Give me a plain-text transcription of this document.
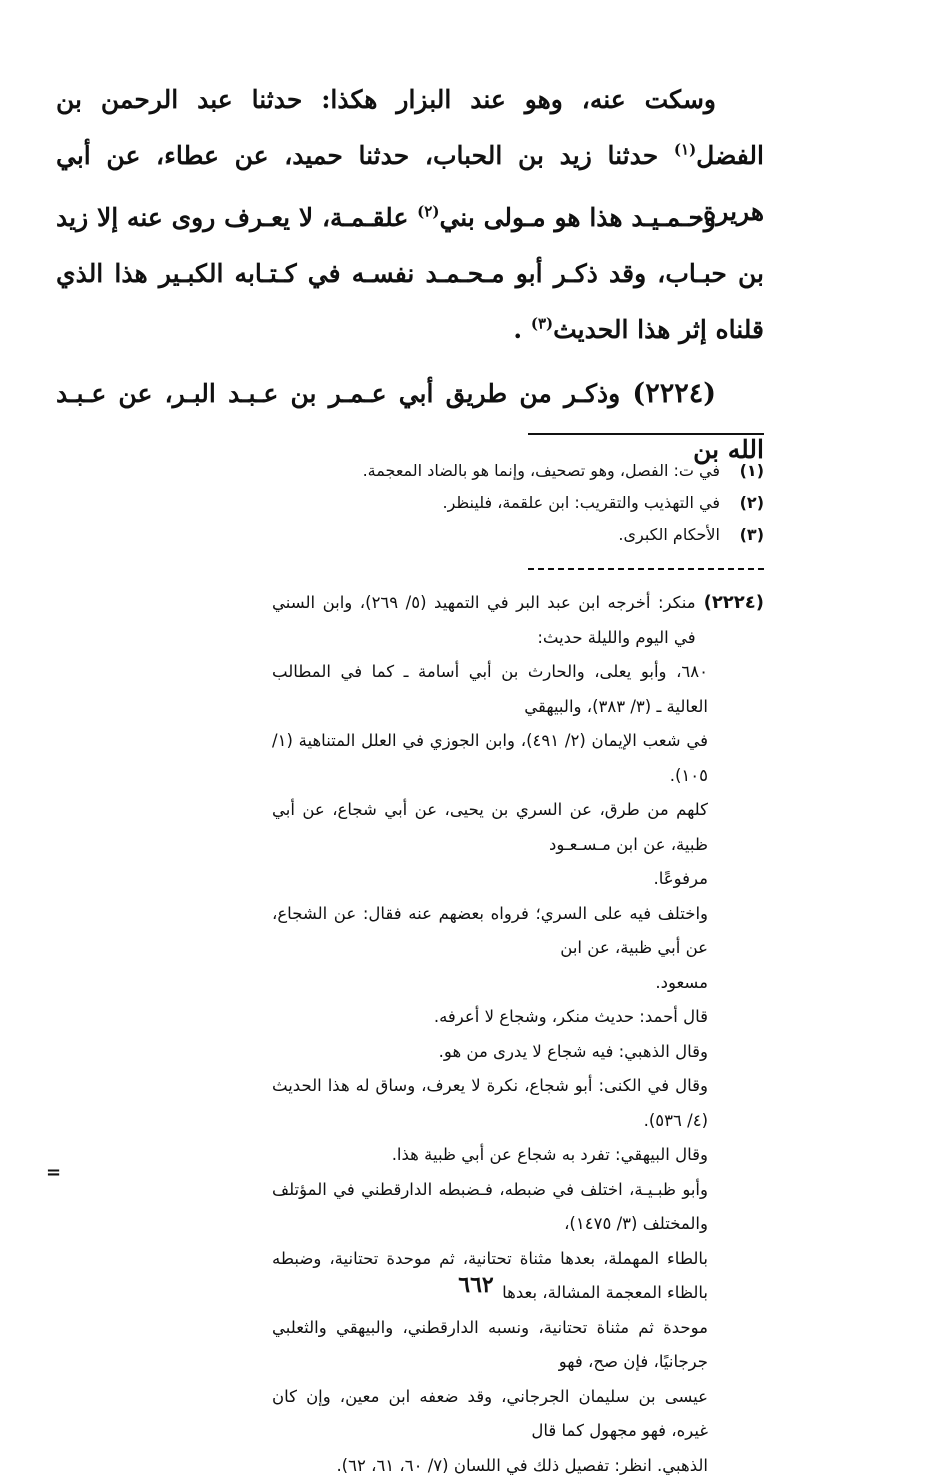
وسكت عنه، وهو عند البزار هكذا: حدثنا عبد الرحمن بن الفضل$^{(١)}$ حدثنا زيد بن الحباب، حدثنا حميد، عن عطاء، عن أبي هريرة.

وحـمـيـد هذا هو مـولى بني$^{(٢)}$ علقـمـة، لا يعـرف روى عنه إلا زيد بن حبـاب، وقد ذكـر أبو مـحـمـد نفسـه في كـتـابه الكبـير هذا الذي قلناه إثر هذا الحديث$^{(٣)}$ .

(٢٢٢٤) وذكـر من طريق أبي عـمـر بن عـبـد البـر، عن عـبـد الله بن

(١)
في ت: الفصل، وهو تصحيف، وإنما هو بالضاد المعجمة.
(٢)
في التهذيب والتقريب: ابن علقمة، فلينظر.
(٣)
الأحكام الكبرى.
(٢٢٢٤)
منكر: أخرجه ابن عبد البر في التمهيد (٥/ ٢٦٩)، وابن السني في اليوم والليلة حديث:
٦٨٠، وأبو يعلى، والحارث بن أبي أسامة ـ كما في المطالب العالية ـ (٣/ ٣٨٣)، والبيهقي
في شعب الإيمان (٢/ ٤٩١)، وابن الجوزي في العلل المتناهية (١/ ١٠٥).
كلهم من طرق، عن السري بن يحيى، عن أبي شجاع، عن أبي ظبية، عن ابن مـسـعـود
مرفوعًا.
واختلف فيه على السري؛ فرواه بعضهم عنه فقال: عن الشجاع، عن أبي ظبية، عن ابن
مسعود.
قال أحمد: حديث منكر، وشجاع لا أعرفه.
وقال الذهبي: فيه شجاع لا يدرى من هو.
وقال في الكنى: أبو شجاع، نكرة لا يعرف، وساق له هذا الحديث (٤/ ٥٣٦).
وقال البيهقي: تفرد به شجاع عن أبي ظبية هذا.
وأبو ظبـيـة، اختلف في ضبطه، فـضبطه الدارقطني في المؤتلف والمختلف (٣/ ١٤٧٥)،
بالطاء المهملة، بعدها مثناة تحتانية، ثم موحدة تحتانية، وضبطه بالظاء المعجمة المشالة، بعدها
موحدة ثم مثناة تحتانية، ونسبه الدارقطني، والبيهقي والثعلبي جرجانيًا، فإن صح، فهو
عيسى بن سليمان الجرجاني، وقد ضعفه ابن معين، وإن كان غيره، فهو مجهول كما قال
الذهبي. انظر: تفصيل ذلك في اللسان (٧/ ٦٠، ٦١، ٦٢).
=
٦٦٢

++++++++

### SET TASK
Every record above should be transcribed exactly; the pictures stay out of the copy.

### ANSWER TO THIS TASK
Give me a plain-text transcription of this document.
وسكت عنه، وهو عند البزار هكذا: حدثنا عبد الرحمن بن الفضل$^{(١)}$ حدثنا زيد بن الحباب، حدثنا حميد، عن عطاء، عن أبي هريرة.

وحـمـيـد هذا هو مـولى بني$^{(٢)}$ علقـمـة، لا يعـرف روى عنه إلا زيد بن حبـاب، وقد ذكـر أبو مـحـمـد نفسـه في كـتـابه الكبـير هذا الذي قلناه إثر هذا الحديث$^{(٣)}$ .

(٢٢٢٤) وذكـر من طريق أبي عـمـر بن عـبـد البـر، عن عـبـد الله بن

(١)
في ت: الفصل، وهو تصحيف، وإنما هو بالضاد المعجمة.
(٢)
في التهذيب والتقريب: ابن علقمة، فلينظر.
(٣)
الأحكام الكبرى.
(٢٢٢٤)
منكر: أخرجه ابن عبد البر في التمهيد (٥/ ٢٦٩)، وابن السني في اليوم والليلة حديث:
٦٨٠، وأبو يعلى، والحارث بن أبي أسامة ـ كما في المطالب العالية ـ (٣/ ٣٨٣)، والبيهقي
في شعب الإيمان (٢/ ٤٩١)، وابن الجوزي في العلل المتناهية (١/ ١٠٥).
كلهم من طرق، عن السري بن يحيى، عن أبي شجاع، عن أبي ظبية، عن ابن مـسـعـود
مرفوعًا.
واختلف فيه على السري؛ فرواه بعضهم عنه فقال: عن الشجاع، عن أبي ظبية، عن ابن
مسعود.
قال أحمد: حديث منكر، وشجاع لا أعرفه.
وقال الذهبي: فيه شجاع لا يدرى من هو.
وقال في الكنى: أبو شجاع، نكرة لا يعرف، وساق له هذا الحديث (٤/ ٥٣٦).
وقال البيهقي: تفرد به شجاع عن أبي ظبية هذا.
وأبو ظبـيـة، اختلف في ضبطه، فـضبطه الدارقطني في المؤتلف والمختلف (٣/ ١٤٧٥)،
بالطاء المهملة، بعدها مثناة تحتانية، ثم موحدة تحتانية، وضبطه بالظاء المعجمة المشالة، بعدها
موحدة ثم مثناة تحتانية، ونسبه الدارقطني، والبيهقي والثعلبي جرجانيًا، فإن صح، فهو
عيسى بن سليمان الجرجاني، وقد ضعفه ابن معين، وإن كان غيره، فهو مجهول كما قال
الذهبي. انظر: تفصيل ذلك في اللسان (٧/ ٦٠، ٦١، ٦٢).
=
٦٦٢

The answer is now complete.